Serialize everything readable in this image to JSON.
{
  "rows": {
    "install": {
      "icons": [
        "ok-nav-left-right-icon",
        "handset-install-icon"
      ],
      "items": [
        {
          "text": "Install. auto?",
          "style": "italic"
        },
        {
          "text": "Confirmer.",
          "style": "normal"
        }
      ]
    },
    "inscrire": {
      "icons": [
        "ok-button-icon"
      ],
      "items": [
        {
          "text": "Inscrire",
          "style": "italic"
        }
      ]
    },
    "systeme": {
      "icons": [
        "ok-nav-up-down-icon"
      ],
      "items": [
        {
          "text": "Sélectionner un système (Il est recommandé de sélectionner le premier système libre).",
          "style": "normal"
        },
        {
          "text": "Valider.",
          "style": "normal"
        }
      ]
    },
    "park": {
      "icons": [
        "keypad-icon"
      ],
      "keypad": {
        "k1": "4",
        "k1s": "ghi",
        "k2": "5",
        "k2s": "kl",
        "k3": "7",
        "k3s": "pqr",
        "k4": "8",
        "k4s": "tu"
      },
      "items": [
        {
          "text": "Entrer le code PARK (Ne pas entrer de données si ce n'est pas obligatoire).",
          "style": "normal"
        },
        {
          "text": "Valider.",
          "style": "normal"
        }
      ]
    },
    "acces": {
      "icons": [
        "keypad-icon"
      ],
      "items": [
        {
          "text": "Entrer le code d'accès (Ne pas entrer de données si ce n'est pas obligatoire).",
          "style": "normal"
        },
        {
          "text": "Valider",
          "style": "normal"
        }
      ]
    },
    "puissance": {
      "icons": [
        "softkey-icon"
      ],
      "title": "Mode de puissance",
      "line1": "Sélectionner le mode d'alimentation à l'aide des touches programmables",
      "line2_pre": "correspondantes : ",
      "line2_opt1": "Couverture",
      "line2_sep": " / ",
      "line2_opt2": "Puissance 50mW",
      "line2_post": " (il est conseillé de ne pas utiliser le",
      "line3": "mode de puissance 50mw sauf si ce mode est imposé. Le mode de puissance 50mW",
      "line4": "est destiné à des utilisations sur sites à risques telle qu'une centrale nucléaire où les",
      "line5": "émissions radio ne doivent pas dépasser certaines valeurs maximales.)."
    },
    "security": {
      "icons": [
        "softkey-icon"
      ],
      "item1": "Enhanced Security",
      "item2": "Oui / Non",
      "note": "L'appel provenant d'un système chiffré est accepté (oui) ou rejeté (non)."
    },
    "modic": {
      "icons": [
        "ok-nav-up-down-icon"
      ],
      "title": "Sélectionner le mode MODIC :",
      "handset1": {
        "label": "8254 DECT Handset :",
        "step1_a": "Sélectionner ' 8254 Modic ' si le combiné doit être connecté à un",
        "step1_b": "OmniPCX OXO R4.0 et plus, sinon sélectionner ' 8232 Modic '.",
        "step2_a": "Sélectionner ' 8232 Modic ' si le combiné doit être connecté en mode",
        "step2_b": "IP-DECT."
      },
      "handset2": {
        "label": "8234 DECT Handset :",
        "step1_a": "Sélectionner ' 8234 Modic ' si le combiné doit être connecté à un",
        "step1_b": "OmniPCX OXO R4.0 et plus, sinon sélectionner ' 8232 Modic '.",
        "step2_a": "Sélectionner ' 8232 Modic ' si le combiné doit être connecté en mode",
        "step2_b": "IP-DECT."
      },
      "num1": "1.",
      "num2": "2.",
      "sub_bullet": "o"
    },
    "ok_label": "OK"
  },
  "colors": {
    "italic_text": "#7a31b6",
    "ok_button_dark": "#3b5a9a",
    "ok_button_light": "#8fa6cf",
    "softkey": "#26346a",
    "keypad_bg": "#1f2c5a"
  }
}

→ **What is required**:
Reproduce the entries above in full by retyping them exactly.

→ **Answer to this exercise**:
Serialize everything readable in this image to JSON.
{
  "rows": {
    "install": {
      "icons": [
        "ok-nav-left-right-icon",
        "handset-install-icon"
      ],
      "items": [
        {
          "text": "Install. auto?",
          "style": "italic"
        },
        {
          "text": "Confirmer.",
          "style": "normal"
        }
      ]
    },
    "inscrire": {
      "icons": [
        "ok-button-icon"
      ],
      "items": [
        {
          "text": "Inscrire",
          "style": "italic"
        }
      ]
    },
    "systeme": {
      "icons": [
        "ok-nav-up-down-icon"
      ],
      "items": [
        {
          "text": "Sélectionner un système (Il est recommandé de sélectionner le premier système libre).",
          "style": "normal"
        },
        {
          "text": "Valider.",
          "style": "normal"
        }
      ]
    },
    "park": {
      "icons": [
        "keypad-icon"
      ],
      "keypad": {
        "k1": "4",
        "k1s": "ghi",
        "k2": "5",
        "k2s": "kl",
        "k3": "7",
        "k3s": "pqr",
        "k4": "8",
        "k4s": "tu"
      },
      "items": [
        {
          "text": "Entrer le code PARK (Ne pas entrer de données si ce n'est pas obligatoire).",
          "style": "normal"
        },
        {
          "text": "Valider.",
          "style": "normal"
        }
      ]
    },
    "acces": {
      "icons": [
        "keypad-icon"
      ],
      "items": [
        {
          "text": "Entrer le code d'accès (Ne pas entrer de données si ce n'est pas obligatoire).",
          "style": "normal"
        },
        {
          "text": "Valider",
          "style": "normal"
        }
      ]
    },
    "puissance": {
      "icons": [
        "softkey-icon"
      ],
      "title": "Mode de puissance",
      "line1": "Sélectionner le mode d'alimentation à l'aide des touches programmables",
      "line2_pre": "correspondantes : ",
      "line2_opt1": "Couverture",
      "line2_sep": " / ",
      "line2_opt2": "Puissance 50mW",
      "line2_post": " (il est conseillé de ne pas utiliser le",
      "line3": "mode de puissance 50mw sauf si ce mode est imposé. Le mode de puissance 50mW",
      "line4": "est destiné à des utilisations sur sites à risques telle qu'une centrale nucléaire où les",
      "line5": "émissions radio ne doivent pas dépasser certaines valeurs maximales.)."
    },
    "security": {
      "icons": [
        "softkey-icon"
      ],
      "item1": "Enhanced Security",
      "item2": "Oui / Non",
      "note": "L'appel provenant d'un système chiffré est accepté (oui) ou rejeté (non)."
    },
    "modic": {
      "icons": [
        "ok-nav-up-down-icon"
      ],
      "title": "Sélectionner le mode MODIC :",
      "handset1": {
        "label": "8254 DECT Handset :",
        "step1_a": "Sélectionner ' 8254 Modic ' si le combiné doit être connecté à un",
        "step1_b": "OmniPCX OXO R4.0 et plus, sinon sélectionner ' 8232 Modic '.",
        "step2_a": "Sélectionner ' 8232 Modic ' si le combiné doit être connecté en mode",
        "step2_b": "IP-DECT."
      },
      "handset2": {
        "label": "8234 DECT Handset :",
        "step1_a": "Sélectionner ' 8234 Modic ' si le combiné doit être connecté à un",
        "step1_b": "OmniPCX OXO R4.0 et plus, sinon sélectionner ' 8232 Modic '.",
        "step2_a": "Sélectionner ' 8232 Modic ' si le combiné doit être connecté en mode",
        "step2_b": "IP-DECT."
      },
      "num1": "1.",
      "num2": "2.",
      "sub_bullet": "o"
    },
    "ok_label": "OK"
  },
  "colors": {
    "italic_text": "#7a31b6",
    "ok_button_dark": "#3b5a9a",
    "ok_button_light": "#8fa6cf",
    "softkey": "#26346a",
    "keypad_bg": "#1f2c5a"
  }
}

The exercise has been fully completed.